## GIVEN INSTRUCTION 1
Copy the rows word for word, taking the part that opens with the first line of the rows and closes with the line containing "header gradient band <box>0 0 1600 215</box>", with both of those lines included.

Saturday, September 27, 2008

ANYBODY HERE SEEN KELLY?

I make no bones about the fact that, when Ruth Kelly’s imminent departure from the cabinet was disclosed on Wednesday, my response could be encompassed in two words: “good riddance”. Kelly has been precious little asset. Her political touch and administrative competence have been much questioned. She is one of those ‘modern’ politicos – David Miliband is apt to be another – who seems to believe that to speak of “going forward” is to make a major policy statement. Most deplorably of all, her membership of the lunatic fringe group Opus Dei aligns her with fundamentalist supernatural views that are in direct conflict with much of the Labour government’s social programme. This was a grave embarrassment when fellow Roman Catholic sympathiser Tony Blair created for her the very Blairite post of Secretary of State for Communities and Local Government. It was a job she held for 14 months before Gordon Brown gave her the transport portfolio.

It was quickly clear that, in purporting to represent “communities”, Kelly could not square her brief with her own views about the gay community. As Peter Tatchell remarked on her appointment, “Tony Blair would never appoint someone to a race equality post who had a lukewarm record of opposing racism”. Before her transfer from the Education brief that she had handled so poorly, Kelly had absented herself from twelve of the fourteen votes on issues concerning gay rights and had voted against adoption by same-sex couples. Happily the geriatric falangista and others of Kelly’s Opus Dei cohorts seem not to have a policy on transport.

All that being said, I have been outraged by the media coverage of Kelly’s political demise. She could hardly have been more categorical in her explanation of her departure. As she told reporters in successive sentences, it was “purely a decision taken for family reasons … absolutely and completely for family reasons”. It seems to me that the appropriate reaction for the media is to accept that as a categorical statement. Anything else and you should stop beating about the bush and call her a liar outright.

The BBC’s Laura Kuennsberg, reporting from the steps of the Manchester conference centre where the Labour party was gathered, asked rhetorically, “Could her action spur cabinet ministers into thinking about their jobs?” Well, Laura, of course it could because Gordon will have to appoint a new Secretary of State for Transport and is anyway widely claimed to be planning a reshuffle sooner rather than later. But if you mean “might they think about resigning for family reasons?” well, I suppose it depends on how young their respective children are.

Here is what the BBC’s political editor, Nick Robinson, wrote in his blog on Wednesday: “The fact is, though, that Ruth Kelly has been profoundly worried about the direction of her party and has spoken with other cabinet ministers who were contemplating resigning too, to make their point. What this illustrates is that there is a big gap between talk behind the scenes and action”.

This is a “fact”, is it? Has Kelly aired her “profound” worry to Robinson personally or is this just a rumour in Westminster? And I take it that the ambiguity of the word “direction” is carefully chosen. It could mean the thrust of policy or it could mean the management of the party. Robinson leaves it for us to interpret. There are certainly areas of policy where there are differences of opinion in the government, as too within the opposition parties and across the country: ID cards, detention of terrorists, the future of troop deployment in Iraq and Afghanistan, the imposition of a windfall tax on power companies. But generally, as I observed in the previous entry, the cabinet seems as ideologically like-minded as any I can recall over the last half-century. So what “point” would some of its members be making by resigning?

## GIVEN INSTRUCTION 2
For the post about Ruth Kelly's departure from the cabinet, say whether each statement agrees with it, and back each yes or no with the deciding words quoted from the post: (a) Kelly held the communities post for 14 months before Gordon Brown moved her to transport. (b) Nick Robinson's blog entry quoted in the post was written on Friday. (c) Kelly voted in favor of adoption by same-sex couples.

## DATA TO PROCESS

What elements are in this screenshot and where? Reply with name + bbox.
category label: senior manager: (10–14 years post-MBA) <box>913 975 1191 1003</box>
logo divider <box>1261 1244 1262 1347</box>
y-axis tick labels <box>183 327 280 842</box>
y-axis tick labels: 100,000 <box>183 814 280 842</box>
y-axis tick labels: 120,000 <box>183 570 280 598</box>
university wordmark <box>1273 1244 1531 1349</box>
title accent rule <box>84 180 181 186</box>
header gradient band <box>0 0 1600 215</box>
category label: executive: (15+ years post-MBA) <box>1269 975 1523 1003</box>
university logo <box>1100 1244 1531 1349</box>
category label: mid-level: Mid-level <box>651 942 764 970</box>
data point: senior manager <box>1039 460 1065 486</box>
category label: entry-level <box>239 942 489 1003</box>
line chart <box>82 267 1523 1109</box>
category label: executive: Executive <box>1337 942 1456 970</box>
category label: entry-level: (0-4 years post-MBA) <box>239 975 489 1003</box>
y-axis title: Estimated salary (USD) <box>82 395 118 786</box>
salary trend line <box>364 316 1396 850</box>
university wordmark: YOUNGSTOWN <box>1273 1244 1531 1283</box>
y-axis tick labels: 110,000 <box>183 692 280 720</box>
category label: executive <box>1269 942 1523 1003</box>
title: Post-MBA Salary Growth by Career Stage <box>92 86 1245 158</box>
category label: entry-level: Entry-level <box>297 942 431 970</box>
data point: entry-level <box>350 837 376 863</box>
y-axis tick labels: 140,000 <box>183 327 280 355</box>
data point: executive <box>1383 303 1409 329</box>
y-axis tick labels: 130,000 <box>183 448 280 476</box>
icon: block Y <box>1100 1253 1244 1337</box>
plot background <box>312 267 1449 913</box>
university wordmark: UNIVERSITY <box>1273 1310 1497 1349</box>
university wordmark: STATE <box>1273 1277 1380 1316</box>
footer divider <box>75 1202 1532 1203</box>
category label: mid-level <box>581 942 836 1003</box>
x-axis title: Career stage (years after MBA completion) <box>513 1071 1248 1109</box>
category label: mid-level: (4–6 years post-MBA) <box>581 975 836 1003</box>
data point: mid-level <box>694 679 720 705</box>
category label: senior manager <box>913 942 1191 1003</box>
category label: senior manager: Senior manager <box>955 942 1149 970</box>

## TASK SOLUTION 1
What elements are in this screenshot and where? Reply with name + bbox.
category label: senior manager: (10–14 years post-MBA) <box>913 975 1191 1003</box>
logo divider <box>1261 1244 1262 1347</box>
y-axis tick labels <box>183 327 280 842</box>
y-axis tick labels: 100,000 <box>183 814 280 842</box>
y-axis tick labels: 120,000 <box>183 570 280 598</box>
university wordmark <box>1273 1244 1531 1349</box>
title accent rule <box>84 180 181 186</box>
header gradient band <box>0 0 1600 215</box>

## TASK SOLUTION 2
(a) Yes: "It was a job she held for 14 months before Gordon Brown gave her the transport portfolio."
(b) No: "Here is what the BBC’s political editor, Nick Robinson, wrote in his blog on Wednesday"
(c) No: "had voted against adoption by same-sex couples."